### DO THIS
Count every line that includes the string "xlabel" in the entries that follow. Nothing besides the number is needed.
---*---
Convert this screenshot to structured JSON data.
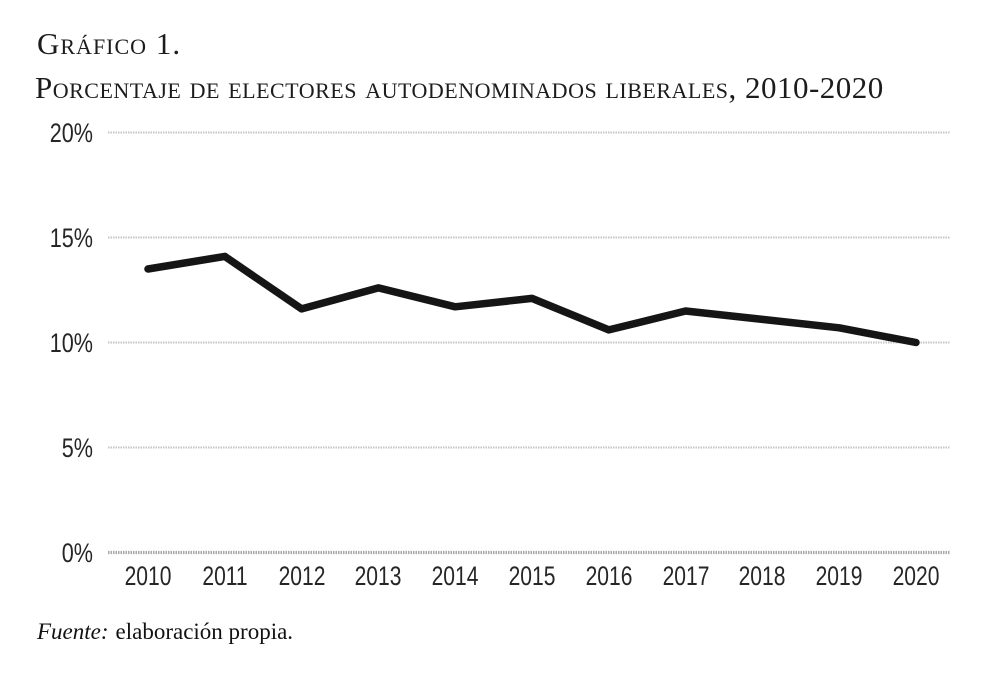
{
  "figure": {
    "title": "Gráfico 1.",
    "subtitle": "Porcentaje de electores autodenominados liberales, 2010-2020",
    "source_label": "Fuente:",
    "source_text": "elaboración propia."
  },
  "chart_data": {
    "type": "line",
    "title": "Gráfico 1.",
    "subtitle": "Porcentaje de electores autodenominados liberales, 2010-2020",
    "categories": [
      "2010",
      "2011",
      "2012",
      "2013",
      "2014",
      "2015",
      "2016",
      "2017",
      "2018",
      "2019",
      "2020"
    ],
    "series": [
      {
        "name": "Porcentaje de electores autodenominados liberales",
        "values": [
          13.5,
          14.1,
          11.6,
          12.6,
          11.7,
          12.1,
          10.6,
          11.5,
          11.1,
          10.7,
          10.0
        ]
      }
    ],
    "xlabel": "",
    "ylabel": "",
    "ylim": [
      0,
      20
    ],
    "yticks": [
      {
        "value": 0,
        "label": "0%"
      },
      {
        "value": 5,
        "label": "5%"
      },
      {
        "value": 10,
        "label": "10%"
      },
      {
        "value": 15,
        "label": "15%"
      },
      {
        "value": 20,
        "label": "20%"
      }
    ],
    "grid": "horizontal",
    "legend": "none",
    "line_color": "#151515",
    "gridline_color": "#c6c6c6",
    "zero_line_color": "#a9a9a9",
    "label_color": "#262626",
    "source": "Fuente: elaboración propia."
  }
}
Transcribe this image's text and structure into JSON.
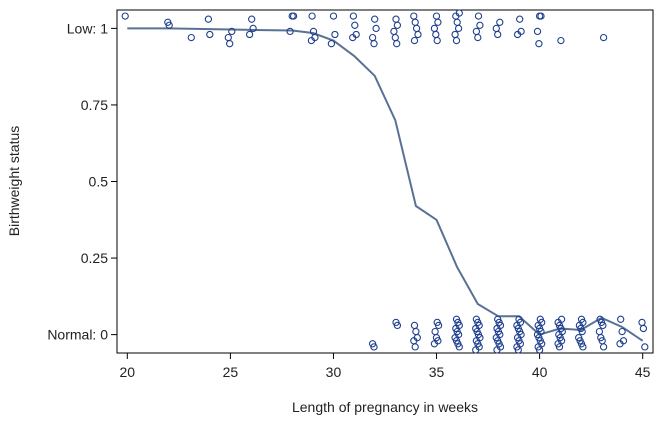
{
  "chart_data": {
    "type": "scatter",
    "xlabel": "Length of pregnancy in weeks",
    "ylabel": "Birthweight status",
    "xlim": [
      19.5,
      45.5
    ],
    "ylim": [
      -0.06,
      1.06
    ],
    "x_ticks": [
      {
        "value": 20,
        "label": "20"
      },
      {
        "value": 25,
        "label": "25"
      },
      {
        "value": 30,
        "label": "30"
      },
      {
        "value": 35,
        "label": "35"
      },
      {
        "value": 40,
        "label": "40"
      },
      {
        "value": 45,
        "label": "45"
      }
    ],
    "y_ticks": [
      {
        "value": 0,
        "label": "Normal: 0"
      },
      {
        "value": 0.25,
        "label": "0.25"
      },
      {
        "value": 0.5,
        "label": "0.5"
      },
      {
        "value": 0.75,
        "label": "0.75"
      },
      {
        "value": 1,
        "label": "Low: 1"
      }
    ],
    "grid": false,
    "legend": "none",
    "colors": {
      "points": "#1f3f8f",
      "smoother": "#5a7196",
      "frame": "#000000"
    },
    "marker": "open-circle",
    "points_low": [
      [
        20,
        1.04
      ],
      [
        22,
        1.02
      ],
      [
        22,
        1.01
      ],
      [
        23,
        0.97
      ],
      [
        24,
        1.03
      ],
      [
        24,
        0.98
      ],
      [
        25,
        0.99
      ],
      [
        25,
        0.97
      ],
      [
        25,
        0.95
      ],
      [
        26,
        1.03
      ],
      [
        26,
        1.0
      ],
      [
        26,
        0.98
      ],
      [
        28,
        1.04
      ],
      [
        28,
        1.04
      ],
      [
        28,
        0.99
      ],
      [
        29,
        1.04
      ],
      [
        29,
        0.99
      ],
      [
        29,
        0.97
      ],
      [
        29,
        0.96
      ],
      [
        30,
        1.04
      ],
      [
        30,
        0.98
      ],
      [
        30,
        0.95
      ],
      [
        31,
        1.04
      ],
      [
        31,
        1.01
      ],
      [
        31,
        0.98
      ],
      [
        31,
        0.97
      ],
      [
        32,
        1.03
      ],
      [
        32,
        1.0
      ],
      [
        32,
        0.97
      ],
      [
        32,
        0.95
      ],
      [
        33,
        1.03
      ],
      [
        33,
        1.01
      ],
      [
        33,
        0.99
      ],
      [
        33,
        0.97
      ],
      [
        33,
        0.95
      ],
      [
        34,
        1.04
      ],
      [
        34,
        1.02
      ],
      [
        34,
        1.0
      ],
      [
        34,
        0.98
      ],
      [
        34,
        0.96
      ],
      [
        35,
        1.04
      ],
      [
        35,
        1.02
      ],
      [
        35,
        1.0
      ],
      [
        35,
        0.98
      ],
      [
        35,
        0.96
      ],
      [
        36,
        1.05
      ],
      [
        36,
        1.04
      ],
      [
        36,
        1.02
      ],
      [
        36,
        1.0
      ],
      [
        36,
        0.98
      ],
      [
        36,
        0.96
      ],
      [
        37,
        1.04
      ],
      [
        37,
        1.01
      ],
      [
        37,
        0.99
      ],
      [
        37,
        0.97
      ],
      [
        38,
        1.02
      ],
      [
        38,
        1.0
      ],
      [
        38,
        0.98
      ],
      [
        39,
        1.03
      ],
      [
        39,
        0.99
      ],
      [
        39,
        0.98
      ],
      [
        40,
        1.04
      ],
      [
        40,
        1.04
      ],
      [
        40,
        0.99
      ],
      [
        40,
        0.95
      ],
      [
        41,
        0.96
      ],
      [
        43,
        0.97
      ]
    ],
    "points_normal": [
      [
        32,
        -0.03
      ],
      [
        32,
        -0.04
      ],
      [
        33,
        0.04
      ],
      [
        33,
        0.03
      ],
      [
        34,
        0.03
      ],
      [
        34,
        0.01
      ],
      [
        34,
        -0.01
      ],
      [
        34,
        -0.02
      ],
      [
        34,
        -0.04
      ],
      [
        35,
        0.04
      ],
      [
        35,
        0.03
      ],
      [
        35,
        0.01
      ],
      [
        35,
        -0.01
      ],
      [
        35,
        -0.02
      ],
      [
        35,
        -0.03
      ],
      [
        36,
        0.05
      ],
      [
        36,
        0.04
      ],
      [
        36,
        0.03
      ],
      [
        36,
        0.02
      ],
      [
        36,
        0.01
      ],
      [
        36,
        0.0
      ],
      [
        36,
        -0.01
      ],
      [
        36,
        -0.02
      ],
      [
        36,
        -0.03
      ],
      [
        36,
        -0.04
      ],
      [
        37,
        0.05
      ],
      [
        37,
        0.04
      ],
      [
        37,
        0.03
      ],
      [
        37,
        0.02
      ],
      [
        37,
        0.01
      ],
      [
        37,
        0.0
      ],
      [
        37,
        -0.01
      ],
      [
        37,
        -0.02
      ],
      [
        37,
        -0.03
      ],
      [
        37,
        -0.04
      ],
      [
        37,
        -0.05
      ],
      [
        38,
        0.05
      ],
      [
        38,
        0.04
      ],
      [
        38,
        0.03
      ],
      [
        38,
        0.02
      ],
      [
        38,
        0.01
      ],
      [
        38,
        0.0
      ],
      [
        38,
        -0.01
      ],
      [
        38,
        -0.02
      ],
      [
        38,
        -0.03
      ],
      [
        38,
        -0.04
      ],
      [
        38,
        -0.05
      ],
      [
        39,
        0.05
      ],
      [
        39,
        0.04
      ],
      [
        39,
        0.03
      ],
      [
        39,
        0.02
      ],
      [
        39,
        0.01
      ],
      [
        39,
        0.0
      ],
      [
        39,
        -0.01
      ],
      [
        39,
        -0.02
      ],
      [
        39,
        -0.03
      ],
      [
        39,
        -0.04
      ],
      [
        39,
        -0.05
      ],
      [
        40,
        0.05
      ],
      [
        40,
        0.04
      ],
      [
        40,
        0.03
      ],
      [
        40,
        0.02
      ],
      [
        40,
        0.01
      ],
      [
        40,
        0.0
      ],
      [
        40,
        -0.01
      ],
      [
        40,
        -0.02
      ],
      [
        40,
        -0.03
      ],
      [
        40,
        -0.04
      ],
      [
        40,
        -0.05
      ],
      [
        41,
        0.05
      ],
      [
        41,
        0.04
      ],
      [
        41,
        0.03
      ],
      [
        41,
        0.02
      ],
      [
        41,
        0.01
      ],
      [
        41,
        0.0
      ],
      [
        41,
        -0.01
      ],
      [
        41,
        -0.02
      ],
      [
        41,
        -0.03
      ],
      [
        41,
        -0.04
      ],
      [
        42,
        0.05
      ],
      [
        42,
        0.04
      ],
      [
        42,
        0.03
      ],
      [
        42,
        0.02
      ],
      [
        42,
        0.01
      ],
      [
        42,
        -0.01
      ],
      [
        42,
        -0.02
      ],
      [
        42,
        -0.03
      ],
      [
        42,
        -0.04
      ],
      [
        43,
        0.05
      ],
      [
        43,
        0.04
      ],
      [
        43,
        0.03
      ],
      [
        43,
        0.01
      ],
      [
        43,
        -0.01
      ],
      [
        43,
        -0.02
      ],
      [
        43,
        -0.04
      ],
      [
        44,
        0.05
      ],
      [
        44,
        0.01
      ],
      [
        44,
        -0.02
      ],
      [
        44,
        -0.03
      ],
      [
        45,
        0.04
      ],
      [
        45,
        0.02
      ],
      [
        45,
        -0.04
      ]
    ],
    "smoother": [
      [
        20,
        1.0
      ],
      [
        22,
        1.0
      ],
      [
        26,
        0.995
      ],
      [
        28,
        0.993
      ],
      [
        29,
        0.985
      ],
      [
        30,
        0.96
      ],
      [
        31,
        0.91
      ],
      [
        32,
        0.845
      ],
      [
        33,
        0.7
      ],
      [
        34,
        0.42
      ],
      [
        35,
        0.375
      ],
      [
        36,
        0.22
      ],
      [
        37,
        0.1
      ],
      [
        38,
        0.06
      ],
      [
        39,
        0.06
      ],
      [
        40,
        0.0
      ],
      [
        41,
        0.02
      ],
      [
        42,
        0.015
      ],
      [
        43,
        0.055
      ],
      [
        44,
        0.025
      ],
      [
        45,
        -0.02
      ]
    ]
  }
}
---*---
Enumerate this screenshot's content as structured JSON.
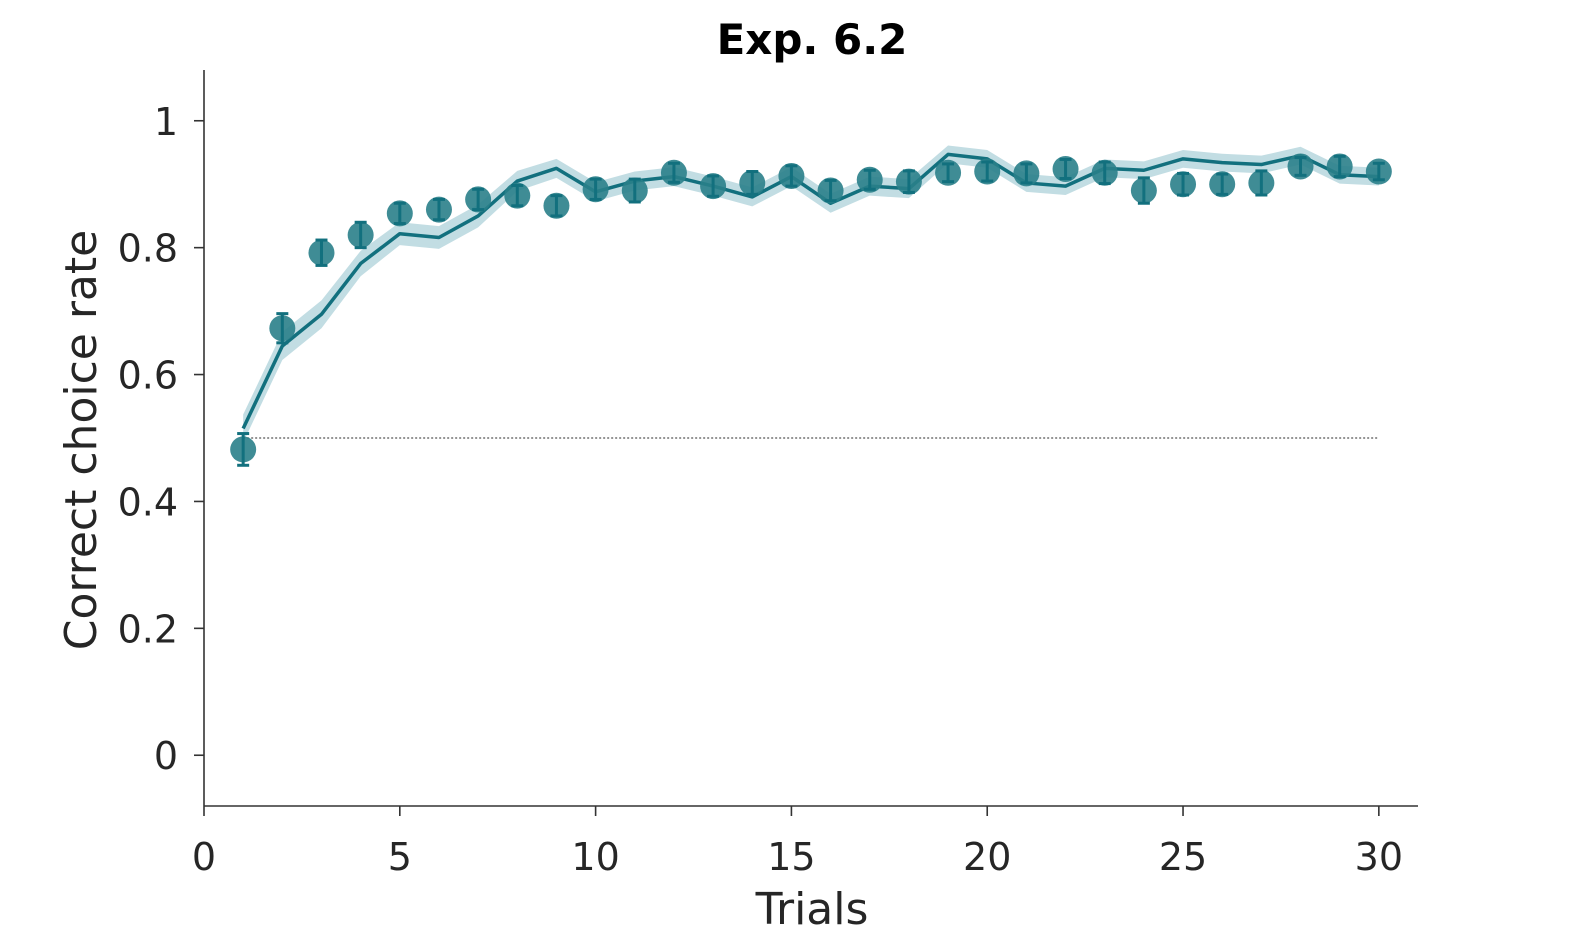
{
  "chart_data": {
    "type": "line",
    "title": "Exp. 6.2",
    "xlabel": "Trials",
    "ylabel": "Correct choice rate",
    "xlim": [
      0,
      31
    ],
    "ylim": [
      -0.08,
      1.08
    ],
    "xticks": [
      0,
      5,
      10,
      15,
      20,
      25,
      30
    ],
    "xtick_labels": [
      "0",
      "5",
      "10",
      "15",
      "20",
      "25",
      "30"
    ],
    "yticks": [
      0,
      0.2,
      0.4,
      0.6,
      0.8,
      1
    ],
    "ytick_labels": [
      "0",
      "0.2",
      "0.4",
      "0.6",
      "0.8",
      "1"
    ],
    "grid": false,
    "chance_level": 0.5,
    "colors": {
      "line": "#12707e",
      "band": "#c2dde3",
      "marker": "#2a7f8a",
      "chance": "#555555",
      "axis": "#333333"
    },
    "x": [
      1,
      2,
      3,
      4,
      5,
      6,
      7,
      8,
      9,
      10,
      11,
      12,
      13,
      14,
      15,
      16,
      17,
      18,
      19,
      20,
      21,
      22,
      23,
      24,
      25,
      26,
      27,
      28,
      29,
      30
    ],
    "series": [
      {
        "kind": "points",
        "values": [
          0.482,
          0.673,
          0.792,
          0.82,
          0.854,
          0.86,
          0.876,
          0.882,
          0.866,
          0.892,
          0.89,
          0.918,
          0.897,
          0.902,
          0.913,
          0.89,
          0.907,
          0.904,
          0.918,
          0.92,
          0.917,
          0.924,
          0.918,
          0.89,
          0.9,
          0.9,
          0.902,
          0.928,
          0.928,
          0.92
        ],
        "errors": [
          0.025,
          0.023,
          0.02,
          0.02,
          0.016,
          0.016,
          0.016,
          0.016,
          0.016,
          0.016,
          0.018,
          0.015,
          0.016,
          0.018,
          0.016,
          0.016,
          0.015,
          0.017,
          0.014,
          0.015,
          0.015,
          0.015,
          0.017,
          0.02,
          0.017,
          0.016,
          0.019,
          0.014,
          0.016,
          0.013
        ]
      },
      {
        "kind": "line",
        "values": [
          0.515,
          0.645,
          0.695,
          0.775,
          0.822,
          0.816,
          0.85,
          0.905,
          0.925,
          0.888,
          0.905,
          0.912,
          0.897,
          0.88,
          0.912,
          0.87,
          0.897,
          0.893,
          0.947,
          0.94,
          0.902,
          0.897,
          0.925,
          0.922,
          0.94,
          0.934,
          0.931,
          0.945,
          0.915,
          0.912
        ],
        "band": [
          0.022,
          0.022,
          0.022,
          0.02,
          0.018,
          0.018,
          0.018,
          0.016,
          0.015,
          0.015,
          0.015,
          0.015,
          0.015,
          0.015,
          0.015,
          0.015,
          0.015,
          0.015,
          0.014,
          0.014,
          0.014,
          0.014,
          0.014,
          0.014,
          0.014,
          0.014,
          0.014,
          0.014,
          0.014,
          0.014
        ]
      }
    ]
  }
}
---*---
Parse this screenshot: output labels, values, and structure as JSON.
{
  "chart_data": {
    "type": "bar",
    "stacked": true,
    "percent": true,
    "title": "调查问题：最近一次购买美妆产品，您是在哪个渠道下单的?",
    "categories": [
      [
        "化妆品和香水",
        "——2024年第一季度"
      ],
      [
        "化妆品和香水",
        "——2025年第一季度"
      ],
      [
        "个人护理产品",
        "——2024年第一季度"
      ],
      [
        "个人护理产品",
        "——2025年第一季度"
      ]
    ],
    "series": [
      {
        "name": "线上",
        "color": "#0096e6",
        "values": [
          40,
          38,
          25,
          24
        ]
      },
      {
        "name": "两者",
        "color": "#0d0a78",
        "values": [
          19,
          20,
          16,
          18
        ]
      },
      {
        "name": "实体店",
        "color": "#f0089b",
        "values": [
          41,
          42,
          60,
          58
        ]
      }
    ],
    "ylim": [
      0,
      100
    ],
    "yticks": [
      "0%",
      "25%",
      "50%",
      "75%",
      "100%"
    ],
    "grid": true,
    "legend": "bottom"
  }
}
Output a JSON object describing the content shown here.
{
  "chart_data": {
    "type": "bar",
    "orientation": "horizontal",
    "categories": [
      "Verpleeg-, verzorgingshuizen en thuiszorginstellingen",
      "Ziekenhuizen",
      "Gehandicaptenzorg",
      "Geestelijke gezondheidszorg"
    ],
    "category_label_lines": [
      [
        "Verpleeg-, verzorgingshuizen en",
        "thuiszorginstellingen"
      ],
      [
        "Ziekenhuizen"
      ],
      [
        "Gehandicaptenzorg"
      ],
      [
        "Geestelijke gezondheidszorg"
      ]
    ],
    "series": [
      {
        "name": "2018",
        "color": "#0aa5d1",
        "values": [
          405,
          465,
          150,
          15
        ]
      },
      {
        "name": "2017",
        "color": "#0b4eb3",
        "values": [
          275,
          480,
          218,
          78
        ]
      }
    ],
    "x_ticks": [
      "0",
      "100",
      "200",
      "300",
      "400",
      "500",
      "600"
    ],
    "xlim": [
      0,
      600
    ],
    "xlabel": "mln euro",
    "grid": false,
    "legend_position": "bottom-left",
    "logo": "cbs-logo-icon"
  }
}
---*---
### IN RESPONSE
4